Task objective
Look through the listing for the word "screenshot". Copy each line that has it.

◇ ◇ ◇

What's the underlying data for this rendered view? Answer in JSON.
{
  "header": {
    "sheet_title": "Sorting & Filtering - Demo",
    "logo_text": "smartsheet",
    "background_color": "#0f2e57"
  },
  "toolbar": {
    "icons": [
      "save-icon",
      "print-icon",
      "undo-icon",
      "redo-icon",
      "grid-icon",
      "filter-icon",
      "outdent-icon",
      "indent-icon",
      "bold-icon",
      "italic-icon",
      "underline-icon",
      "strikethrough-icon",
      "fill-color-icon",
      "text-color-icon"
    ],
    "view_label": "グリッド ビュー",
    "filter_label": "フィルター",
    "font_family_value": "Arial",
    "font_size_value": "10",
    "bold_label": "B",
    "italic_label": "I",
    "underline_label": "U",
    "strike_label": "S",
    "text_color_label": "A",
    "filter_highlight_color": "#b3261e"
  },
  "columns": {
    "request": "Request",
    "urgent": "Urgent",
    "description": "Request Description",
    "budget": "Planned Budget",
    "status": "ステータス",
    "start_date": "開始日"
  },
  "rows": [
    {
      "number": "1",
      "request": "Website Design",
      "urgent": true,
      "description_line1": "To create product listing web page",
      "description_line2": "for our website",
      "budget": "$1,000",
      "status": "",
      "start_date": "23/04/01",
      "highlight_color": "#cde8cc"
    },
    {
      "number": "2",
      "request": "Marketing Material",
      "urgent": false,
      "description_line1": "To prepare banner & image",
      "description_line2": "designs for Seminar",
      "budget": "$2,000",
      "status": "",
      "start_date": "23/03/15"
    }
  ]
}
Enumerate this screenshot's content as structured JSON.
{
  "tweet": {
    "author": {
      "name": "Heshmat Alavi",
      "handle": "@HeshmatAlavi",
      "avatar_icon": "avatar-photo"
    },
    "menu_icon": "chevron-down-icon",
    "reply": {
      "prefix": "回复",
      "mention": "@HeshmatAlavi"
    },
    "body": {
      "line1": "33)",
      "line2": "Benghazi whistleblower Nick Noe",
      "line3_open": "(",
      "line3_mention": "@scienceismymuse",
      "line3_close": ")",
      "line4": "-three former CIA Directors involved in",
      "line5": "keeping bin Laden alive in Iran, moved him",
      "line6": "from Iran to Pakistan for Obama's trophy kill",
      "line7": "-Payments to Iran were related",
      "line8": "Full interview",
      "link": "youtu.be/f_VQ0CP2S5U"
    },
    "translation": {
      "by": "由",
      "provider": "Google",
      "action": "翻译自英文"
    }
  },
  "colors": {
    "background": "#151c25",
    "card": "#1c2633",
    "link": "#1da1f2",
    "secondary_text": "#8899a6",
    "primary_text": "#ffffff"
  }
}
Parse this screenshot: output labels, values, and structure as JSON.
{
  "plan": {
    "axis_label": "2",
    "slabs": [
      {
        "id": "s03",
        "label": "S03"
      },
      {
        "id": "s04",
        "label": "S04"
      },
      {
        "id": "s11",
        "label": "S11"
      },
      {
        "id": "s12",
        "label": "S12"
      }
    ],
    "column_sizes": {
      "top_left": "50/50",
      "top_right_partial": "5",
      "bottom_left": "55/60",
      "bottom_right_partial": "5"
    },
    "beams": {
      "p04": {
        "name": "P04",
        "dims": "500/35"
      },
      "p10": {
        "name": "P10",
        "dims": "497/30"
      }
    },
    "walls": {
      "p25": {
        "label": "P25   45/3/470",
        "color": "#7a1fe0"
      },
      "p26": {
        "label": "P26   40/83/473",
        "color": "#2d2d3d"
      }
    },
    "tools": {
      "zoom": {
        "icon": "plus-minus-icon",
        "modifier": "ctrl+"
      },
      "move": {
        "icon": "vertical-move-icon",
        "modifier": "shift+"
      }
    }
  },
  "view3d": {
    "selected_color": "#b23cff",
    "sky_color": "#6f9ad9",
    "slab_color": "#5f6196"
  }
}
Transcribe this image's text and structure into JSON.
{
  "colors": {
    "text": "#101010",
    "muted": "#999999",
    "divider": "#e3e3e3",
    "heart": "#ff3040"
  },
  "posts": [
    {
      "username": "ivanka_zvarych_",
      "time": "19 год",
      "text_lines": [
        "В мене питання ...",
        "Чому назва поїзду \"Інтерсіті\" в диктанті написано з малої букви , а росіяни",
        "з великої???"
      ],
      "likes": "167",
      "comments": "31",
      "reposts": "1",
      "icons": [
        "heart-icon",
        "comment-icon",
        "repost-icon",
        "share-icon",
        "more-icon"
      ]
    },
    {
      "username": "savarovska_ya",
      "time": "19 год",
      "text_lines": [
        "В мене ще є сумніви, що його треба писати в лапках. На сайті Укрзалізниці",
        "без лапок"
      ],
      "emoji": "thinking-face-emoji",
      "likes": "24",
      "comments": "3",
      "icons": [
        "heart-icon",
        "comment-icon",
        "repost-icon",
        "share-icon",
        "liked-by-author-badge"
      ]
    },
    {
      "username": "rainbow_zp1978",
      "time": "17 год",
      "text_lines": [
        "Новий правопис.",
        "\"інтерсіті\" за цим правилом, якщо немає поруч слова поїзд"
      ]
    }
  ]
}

◇ ◇ ◇

Expected output
Enumerate this screenshot's content as structured JSON.
Parse this screenshot: output labels, values, and structure as JSON.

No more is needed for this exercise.